— START Extracted records —

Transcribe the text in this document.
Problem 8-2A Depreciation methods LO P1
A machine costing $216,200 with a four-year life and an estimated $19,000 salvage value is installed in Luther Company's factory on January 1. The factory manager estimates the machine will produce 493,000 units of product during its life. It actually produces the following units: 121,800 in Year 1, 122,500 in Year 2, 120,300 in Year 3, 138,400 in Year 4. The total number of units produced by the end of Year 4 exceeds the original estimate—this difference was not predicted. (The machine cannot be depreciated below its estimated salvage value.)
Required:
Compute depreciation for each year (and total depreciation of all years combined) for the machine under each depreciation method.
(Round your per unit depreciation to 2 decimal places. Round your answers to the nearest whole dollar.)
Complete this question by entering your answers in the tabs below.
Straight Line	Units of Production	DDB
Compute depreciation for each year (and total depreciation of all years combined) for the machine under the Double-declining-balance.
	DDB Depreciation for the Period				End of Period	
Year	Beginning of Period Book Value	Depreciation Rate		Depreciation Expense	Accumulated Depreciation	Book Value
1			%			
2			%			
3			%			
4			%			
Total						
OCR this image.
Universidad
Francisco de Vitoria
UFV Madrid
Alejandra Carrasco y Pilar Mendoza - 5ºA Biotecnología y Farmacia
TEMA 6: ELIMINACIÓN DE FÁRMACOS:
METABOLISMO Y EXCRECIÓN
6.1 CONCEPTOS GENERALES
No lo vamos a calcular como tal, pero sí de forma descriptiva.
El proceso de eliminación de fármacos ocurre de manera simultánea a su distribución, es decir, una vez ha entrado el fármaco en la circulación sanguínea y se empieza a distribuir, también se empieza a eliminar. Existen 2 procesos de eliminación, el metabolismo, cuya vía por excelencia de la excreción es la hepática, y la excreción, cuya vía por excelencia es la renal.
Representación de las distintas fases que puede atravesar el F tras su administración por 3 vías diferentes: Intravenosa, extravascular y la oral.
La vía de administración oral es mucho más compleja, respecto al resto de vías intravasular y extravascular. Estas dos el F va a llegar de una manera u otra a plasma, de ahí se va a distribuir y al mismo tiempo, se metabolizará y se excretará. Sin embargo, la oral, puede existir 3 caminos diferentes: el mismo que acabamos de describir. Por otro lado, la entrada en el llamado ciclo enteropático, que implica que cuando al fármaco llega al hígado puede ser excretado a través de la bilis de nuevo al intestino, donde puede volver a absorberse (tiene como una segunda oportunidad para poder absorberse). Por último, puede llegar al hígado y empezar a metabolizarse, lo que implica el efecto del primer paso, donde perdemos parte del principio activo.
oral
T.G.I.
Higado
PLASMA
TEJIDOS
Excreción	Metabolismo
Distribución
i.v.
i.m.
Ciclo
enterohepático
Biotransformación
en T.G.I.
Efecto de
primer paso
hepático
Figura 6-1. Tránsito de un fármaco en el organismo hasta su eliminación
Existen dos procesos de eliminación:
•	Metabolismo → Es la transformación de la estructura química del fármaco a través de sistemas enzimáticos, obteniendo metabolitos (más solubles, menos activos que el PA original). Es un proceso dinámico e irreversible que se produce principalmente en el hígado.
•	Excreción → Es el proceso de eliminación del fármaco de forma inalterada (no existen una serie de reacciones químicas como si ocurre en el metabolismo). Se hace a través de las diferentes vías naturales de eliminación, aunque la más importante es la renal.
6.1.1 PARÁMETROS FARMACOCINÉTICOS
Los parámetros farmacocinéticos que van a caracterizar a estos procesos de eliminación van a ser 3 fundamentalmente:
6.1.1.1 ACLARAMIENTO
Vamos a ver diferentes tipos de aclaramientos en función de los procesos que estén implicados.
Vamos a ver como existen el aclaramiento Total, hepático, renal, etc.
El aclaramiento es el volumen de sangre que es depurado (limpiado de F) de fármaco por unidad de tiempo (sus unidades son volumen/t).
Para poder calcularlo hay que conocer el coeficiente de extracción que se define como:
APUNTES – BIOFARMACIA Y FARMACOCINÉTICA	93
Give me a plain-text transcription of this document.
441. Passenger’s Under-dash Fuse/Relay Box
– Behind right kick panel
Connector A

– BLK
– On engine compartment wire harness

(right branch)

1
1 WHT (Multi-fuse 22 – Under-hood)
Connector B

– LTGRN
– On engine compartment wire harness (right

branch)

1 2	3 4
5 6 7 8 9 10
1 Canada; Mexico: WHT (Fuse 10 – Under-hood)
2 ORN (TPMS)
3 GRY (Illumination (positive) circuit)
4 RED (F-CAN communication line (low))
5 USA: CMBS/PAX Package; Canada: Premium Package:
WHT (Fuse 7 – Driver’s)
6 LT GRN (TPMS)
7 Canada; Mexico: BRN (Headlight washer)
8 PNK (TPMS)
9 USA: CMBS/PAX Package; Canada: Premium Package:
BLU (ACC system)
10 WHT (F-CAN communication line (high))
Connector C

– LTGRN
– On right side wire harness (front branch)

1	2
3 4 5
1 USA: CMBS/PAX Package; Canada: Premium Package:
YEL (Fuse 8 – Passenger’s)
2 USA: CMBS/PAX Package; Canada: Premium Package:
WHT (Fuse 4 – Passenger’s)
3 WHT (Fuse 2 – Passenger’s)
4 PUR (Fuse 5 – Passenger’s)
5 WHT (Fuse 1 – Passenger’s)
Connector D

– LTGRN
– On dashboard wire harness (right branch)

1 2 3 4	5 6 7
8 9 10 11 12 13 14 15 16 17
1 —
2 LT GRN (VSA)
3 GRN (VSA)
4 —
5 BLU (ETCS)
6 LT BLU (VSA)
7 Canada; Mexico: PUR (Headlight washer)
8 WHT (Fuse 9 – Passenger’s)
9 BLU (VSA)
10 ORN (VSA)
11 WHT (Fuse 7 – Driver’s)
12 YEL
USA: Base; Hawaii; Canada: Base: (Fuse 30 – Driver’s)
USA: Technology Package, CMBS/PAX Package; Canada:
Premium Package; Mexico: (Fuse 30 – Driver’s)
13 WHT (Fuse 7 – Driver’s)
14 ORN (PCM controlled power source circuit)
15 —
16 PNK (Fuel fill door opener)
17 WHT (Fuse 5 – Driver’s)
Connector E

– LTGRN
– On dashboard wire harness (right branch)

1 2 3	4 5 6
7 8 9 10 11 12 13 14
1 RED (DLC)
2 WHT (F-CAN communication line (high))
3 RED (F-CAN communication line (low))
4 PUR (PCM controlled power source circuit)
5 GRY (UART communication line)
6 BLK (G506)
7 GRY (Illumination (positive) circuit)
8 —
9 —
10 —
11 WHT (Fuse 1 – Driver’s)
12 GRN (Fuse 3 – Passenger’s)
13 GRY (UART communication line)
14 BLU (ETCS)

— END Extracted records —

- **Task directions**: Exactly reproduce every line of the records.

- **Final result**:
Transcribe the text in this document.
Problem 8-2A Depreciation methods LO P1
A machine costing $216,200 with a four-year life and an estimated $19,000 salvage value is installed in Luther Company's factory on January 1. The factory manager estimates the machine will produce 493,000 units of product during its life. It actually produces the following units: 121,800 in Year 1, 122,500 in Year 2, 120,300 in Year 3, 138,400 in Year 4. The total number of units produced by the end of Year 4 exceeds the original estimate—this difference was not predicted. (The machine cannot be depreciated below its estimated salvage value.)
Required:
Compute depreciation for each year (and total depreciation of all years combined) for the machine under each depreciation method.
(Round your per unit depreciation to 2 decimal places. Round your answers to the nearest whole dollar.)
Complete this question by entering your answers in the tabs below.
Straight Line	Units of Production	DDB
Compute depreciation for each year (and total depreciation of all years combined) for the machine under the Double-declining-balance.
	DDB Depreciation for the Period				End of Period	
Year	Beginning of Period Book Value	Depreciation Rate		Depreciation Expense	Accumulated Depreciation	Book Value
1			%			
2			%			
3			%			
4			%			
Total						
OCR this image.
Universidad
Francisco de Vitoria
UFV Madrid
Alejandra Carrasco y Pilar Mendoza - 5ºA Biotecnología y Farmacia
TEMA 6: ELIMINACIÓN DE FÁRMACOS:
METABOLISMO Y EXCRECIÓN
6.1 CONCEPTOS GENERALES
No lo vamos a calcular como tal, pero sí de forma descriptiva.
El proceso de eliminación de fármacos ocurre de manera simultánea a su distribución, es decir, una vez ha entrado el fármaco en la circulación sanguínea y se empieza a distribuir, también se empieza a eliminar. Existen 2 procesos de eliminación, el metabolismo, cuya vía por excelencia de la excreción es la hepática, y la excreción, cuya vía por excelencia es la renal.
Representación de las distintas fases que puede atravesar el F tras su administración por 3 vías diferentes: Intravenosa, extravascular y la oral.
La vía de administración oral es mucho más compleja, respecto al resto de vías intravasular y extravascular. Estas dos el F va a llegar de una manera u otra a plasma, de ahí se va a distribuir y al mismo tiempo, se metabolizará y se excretará. Sin embargo, la oral, puede existir 3 caminos diferentes: el mismo que acabamos de describir. Por otro lado, la entrada en el llamado ciclo enteropático, que implica que cuando al fármaco llega al hígado puede ser excretado a través de la bilis de nuevo al intestino, donde puede volver a absorberse (tiene como una segunda oportunidad para poder absorberse). Por último, puede llegar al hígado y empezar a metabolizarse, lo que implica el efecto del primer paso, donde perdemos parte del principio activo.
oral
T.G.I.
Higado
PLASMA
TEJIDOS
Excreción	Metabolismo
Distribución
i.v.
i.m.
Ciclo
enterohepático
Biotransformación
en T.G.I.
Efecto de
primer paso
hepático
Figura 6-1. Tránsito de un fármaco en el organismo hasta su eliminación
Existen dos procesos de eliminación:
•	Metabolismo → Es la transformación de la estructura química del fármaco a través de sistemas enzimáticos, obteniendo metabolitos (más solubles, menos activos que el PA original). Es un proceso dinámico e irreversible que se produce principalmente en el hígado.
•	Excreción → Es el proceso de eliminación del fármaco de forma inalterada (no existen una serie de reacciones químicas como si ocurre en el metabolismo). Se hace a través de las diferentes vías naturales de eliminación, aunque la más importante es la renal.
6.1.1 PARÁMETROS FARMACOCINÉTICOS
Los parámetros farmacocinéticos que van a caracterizar a estos procesos de eliminación van a ser 3 fundamentalmente:
6.1.1.1 ACLARAMIENTO
Vamos a ver diferentes tipos de aclaramientos en función de los procesos que estén implicados.
Vamos a ver como existen el aclaramiento Total, hepático, renal, etc.
El aclaramiento es el volumen de sangre que es depurado (limpiado de F) de fármaco por unidad de tiempo (sus unidades son volumen/t).
Para poder calcularlo hay que conocer el coeficiente de extracción que se define como:
APUNTES – BIOFARMACIA Y FARMACOCINÉTICA	93
Give me a plain-text transcription of this document.
441. Passenger’s Under-dash Fuse/Relay Box
– Behind right kick panel
Connector A

– BLK
– On engine compartment wire harness

(right branch)

1
1 WHT (Multi-fuse 22 – Under-hood)
Connector B

– LTGRN
– On engine compartment wire harness (right

branch)

1 2	3 4
5 6 7 8 9 10
1 Canada; Mexico: WHT (Fuse 10 – Under-hood)
2 ORN (TPMS)
3 GRY (Illumination (positive) circuit)
4 RED (F-CAN communication line (low))
5 USA: CMBS/PAX Package; Canada: Premium Package:
WHT (Fuse 7 – Driver’s)
6 LT GRN (TPMS)
7 Canada; Mexico: BRN (Headlight washer)
8 PNK (TPMS)
9 USA: CMBS/PAX Package; Canada: Premium Package:
BLU (ACC system)
10 WHT (F-CAN communication line (high))
Connector C

– LTGRN
– On right side wire harness (front branch)

1	2
3 4 5
1 USA: CMBS/PAX Package; Canada: Premium Package:
YEL (Fuse 8 – Passenger’s)
2 USA: CMBS/PAX Package; Canada: Premium Package:
WHT (Fuse 4 – Passenger’s)
3 WHT (Fuse 2 – Passenger’s)
4 PUR (Fuse 5 – Passenger’s)
5 WHT (Fuse 1 – Passenger’s)
Connector D

– LTGRN
– On dashboard wire harness (right branch)

1 2 3 4	5 6 7
8 9 10 11 12 13 14 15 16 17
1 —
2 LT GRN (VSA)
3 GRN (VSA)
4 —
5 BLU (ETCS)
6 LT BLU (VSA)
7 Canada; Mexico: PUR (Headlight washer)
8 WHT (Fuse 9 – Passenger’s)
9 BLU (VSA)
10 ORN (VSA)
11 WHT (Fuse 7 – Driver’s)
12 YEL
USA: Base; Hawaii; Canada: Base: (Fuse 30 – Driver’s)
USA: Technology Package, CMBS/PAX Package; Canada:
Premium Package; Mexico: (Fuse 30 – Driver’s)
13 WHT (Fuse 7 – Driver’s)
14 ORN (PCM controlled power source circuit)
15 —
16 PNK (Fuel fill door opener)
17 WHT (Fuse 5 – Driver’s)
Connector E

– LTGRN
– On dashboard wire harness (right branch)

1 2 3	4 5 6
7 8 9 10 11 12 13 14
1 RED (DLC)
2 WHT (F-CAN communication line (high))
3 RED (F-CAN communication line (low))
4 PUR (PCM controlled power source circuit)
5 GRY (UART communication line)
6 BLK (G506)
7 GRY (Illumination (positive) circuit)
8 —
9 —
10 —
11 WHT (Fuse 1 – Driver’s)
12 GRN (Fuse 3 – Passenger’s)
13 GRY (UART communication line)
14 BLU (ETCS)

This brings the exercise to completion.